◆ What the exercise asks
Check each line of the data below for the word "上期回放", then extract the ones that have it.

--- BEGIN Supplied information ---

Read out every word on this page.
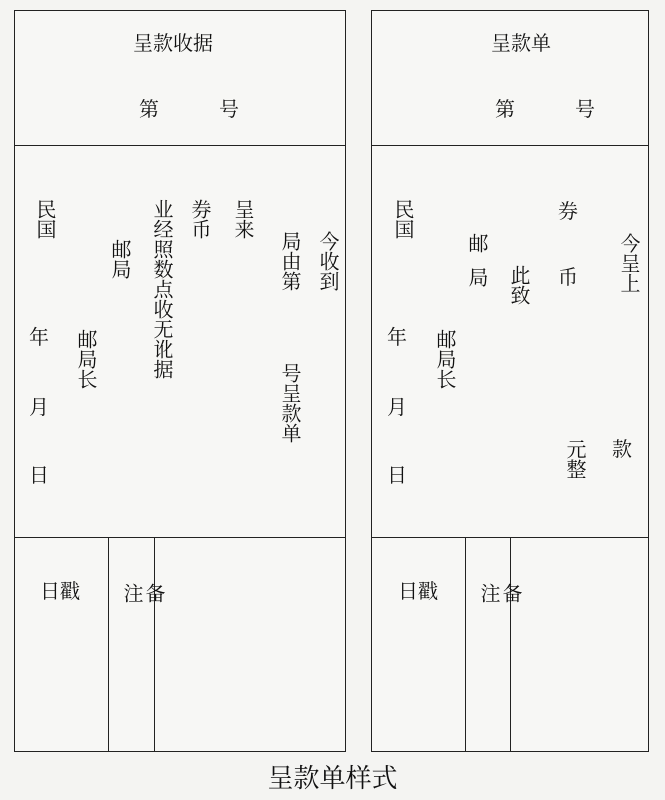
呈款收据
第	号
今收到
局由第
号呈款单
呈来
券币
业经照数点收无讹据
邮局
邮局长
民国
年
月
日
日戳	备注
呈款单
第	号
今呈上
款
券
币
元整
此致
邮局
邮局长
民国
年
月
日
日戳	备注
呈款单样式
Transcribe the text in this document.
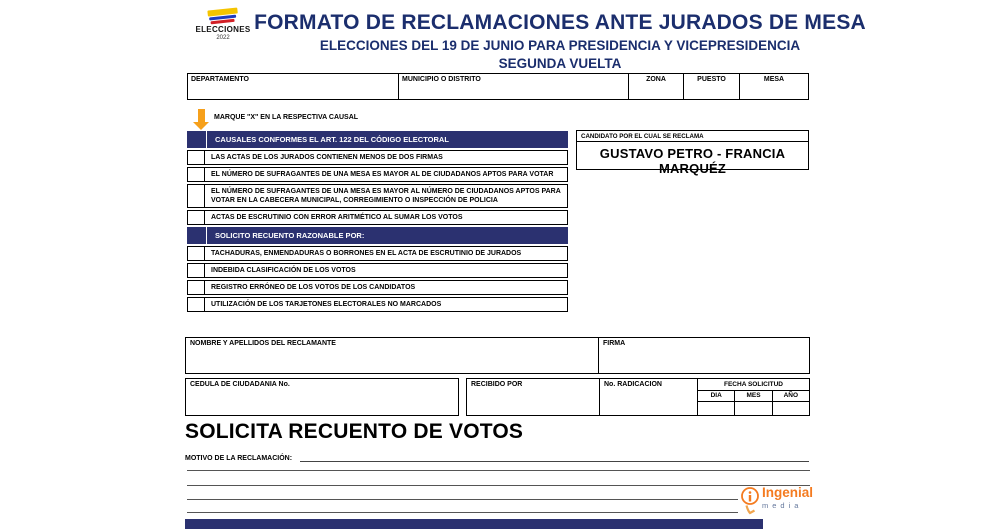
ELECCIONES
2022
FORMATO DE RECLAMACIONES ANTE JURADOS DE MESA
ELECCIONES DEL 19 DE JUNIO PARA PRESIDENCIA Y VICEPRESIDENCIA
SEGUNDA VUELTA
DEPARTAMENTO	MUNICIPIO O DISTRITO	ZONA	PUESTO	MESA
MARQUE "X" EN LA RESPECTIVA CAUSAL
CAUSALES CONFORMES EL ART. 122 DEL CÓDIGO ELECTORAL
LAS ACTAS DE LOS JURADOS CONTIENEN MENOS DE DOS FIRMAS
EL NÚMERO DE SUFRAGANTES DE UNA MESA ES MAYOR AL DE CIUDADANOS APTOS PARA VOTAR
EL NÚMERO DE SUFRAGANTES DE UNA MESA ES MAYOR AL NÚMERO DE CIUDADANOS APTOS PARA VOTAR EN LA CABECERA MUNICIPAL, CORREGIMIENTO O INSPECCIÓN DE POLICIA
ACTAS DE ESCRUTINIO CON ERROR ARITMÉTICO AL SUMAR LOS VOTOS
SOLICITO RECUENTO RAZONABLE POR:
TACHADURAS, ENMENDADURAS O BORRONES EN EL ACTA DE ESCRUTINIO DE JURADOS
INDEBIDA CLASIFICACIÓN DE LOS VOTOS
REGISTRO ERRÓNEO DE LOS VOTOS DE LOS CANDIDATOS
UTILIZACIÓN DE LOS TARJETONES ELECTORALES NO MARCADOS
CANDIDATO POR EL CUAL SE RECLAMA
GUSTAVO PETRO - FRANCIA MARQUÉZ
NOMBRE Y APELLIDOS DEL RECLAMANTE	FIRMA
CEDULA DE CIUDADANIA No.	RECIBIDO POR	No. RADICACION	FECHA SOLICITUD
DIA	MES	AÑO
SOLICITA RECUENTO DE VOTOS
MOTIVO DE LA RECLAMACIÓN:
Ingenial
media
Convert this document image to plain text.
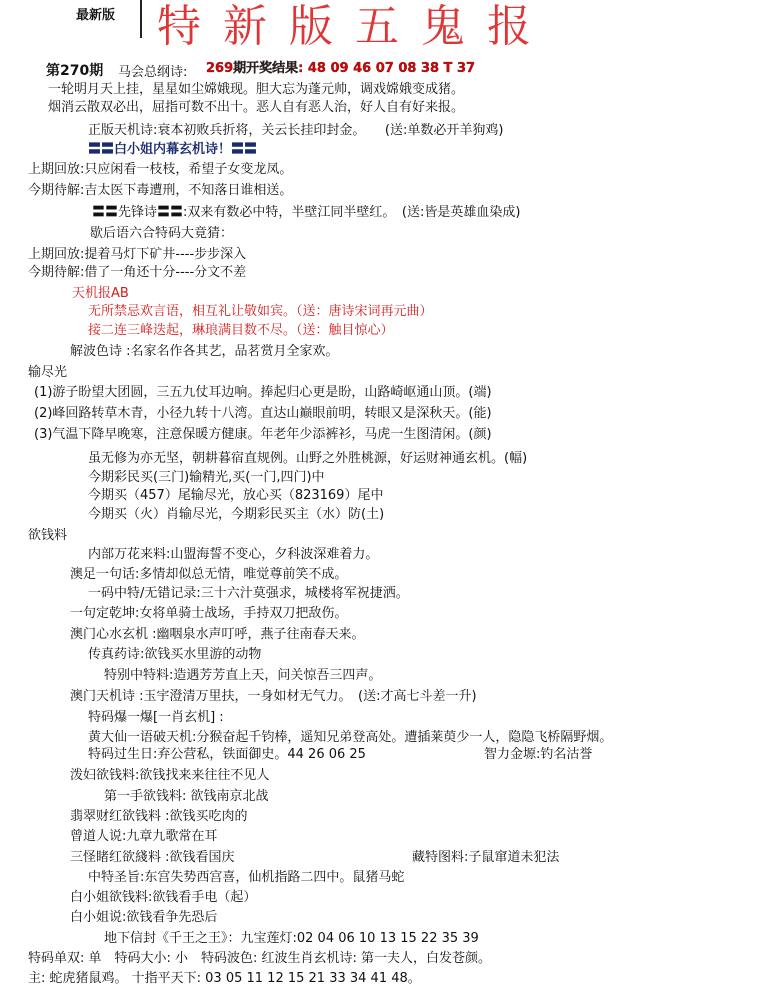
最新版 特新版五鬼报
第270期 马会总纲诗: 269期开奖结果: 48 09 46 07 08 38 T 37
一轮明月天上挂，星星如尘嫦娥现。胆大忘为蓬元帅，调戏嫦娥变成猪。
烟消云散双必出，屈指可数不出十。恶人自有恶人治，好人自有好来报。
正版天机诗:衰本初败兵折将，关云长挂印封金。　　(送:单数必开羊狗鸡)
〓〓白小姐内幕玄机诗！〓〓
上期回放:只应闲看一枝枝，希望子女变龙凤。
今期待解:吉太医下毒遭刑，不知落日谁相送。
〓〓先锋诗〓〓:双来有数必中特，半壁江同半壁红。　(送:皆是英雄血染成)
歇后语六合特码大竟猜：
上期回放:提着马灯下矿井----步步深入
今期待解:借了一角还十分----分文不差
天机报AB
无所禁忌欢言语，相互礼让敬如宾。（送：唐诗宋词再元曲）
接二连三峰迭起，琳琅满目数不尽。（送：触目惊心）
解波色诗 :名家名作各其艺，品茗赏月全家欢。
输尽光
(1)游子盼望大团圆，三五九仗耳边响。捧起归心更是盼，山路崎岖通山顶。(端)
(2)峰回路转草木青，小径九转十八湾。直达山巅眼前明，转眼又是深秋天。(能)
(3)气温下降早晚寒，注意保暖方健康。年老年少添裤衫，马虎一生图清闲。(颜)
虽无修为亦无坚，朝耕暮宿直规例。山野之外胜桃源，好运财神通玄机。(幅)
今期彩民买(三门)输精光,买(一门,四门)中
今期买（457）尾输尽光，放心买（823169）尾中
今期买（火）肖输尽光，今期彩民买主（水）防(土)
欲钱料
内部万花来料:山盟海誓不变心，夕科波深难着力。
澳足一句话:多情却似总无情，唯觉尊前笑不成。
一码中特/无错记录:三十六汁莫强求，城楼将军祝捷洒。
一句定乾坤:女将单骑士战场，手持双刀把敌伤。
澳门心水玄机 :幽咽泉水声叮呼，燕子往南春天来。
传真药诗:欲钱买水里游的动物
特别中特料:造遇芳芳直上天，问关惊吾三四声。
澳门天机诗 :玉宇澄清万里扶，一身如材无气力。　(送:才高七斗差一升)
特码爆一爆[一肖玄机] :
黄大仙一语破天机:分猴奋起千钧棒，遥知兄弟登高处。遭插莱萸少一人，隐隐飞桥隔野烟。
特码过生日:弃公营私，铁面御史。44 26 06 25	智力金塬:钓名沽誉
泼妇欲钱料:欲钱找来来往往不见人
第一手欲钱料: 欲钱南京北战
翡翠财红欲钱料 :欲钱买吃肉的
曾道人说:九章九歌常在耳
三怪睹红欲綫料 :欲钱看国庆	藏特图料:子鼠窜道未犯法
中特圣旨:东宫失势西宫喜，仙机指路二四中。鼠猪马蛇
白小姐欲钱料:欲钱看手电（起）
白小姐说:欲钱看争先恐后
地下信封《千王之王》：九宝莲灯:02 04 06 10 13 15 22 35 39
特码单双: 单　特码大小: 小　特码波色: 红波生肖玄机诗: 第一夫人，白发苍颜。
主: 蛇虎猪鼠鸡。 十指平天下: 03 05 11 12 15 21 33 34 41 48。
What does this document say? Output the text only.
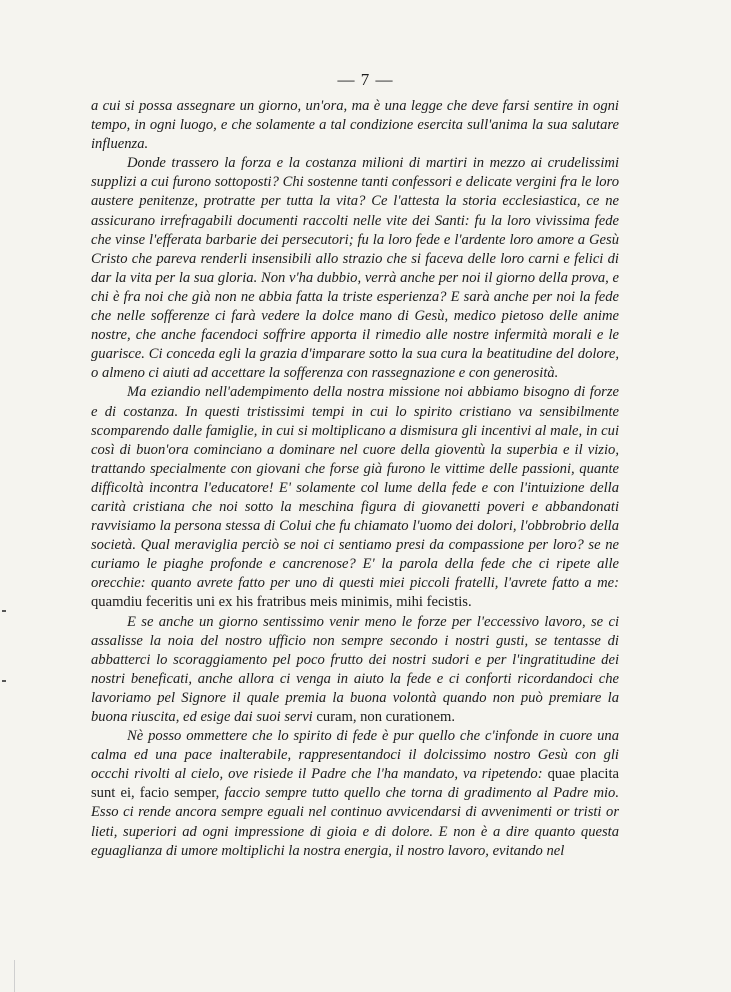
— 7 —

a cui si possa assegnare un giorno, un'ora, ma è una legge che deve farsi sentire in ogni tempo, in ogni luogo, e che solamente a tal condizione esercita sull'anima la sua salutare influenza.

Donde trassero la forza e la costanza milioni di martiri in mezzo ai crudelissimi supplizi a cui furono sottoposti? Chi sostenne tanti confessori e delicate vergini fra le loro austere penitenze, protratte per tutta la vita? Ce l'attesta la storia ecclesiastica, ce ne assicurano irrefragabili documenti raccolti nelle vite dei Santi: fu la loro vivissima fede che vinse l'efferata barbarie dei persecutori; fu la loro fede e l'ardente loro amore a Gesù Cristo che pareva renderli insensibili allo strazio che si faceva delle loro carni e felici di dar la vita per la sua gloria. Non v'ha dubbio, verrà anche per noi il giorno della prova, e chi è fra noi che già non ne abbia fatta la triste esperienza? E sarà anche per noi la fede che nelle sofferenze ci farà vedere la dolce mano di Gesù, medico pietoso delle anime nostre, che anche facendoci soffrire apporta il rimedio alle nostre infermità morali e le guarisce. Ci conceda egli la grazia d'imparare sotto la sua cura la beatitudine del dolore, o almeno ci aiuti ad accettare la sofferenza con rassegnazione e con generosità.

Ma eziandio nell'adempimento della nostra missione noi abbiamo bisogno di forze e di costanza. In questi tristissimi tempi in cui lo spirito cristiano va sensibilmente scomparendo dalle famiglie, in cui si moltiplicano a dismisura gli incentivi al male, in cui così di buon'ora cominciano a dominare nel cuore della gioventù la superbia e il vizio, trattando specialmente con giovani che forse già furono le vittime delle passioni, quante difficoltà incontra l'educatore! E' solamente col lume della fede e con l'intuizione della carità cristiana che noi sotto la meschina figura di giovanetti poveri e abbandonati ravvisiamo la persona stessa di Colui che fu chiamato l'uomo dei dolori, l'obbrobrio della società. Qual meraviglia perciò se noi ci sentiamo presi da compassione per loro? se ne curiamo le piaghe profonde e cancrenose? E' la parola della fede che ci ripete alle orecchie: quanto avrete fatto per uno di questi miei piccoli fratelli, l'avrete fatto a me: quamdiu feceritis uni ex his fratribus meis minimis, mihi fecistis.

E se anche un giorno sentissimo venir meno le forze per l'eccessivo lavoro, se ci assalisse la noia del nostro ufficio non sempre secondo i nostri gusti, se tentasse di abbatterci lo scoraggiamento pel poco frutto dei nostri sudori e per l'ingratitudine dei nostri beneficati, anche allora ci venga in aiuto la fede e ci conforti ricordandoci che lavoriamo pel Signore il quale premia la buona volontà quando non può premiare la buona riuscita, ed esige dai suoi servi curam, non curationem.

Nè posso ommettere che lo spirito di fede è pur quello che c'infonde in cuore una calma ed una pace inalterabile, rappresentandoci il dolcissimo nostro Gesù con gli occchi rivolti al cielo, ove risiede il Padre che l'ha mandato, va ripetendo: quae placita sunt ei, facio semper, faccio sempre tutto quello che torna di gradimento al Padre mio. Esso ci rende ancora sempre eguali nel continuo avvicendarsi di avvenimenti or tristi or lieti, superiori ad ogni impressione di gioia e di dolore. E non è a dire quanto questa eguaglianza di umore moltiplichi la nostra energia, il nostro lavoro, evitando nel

--- END Supplied information ---

◆ Solved exercise
上期回放:只应闲看一枝枝，希望子女变龙凤。
上期回放:提着马灯下矿井----步步深入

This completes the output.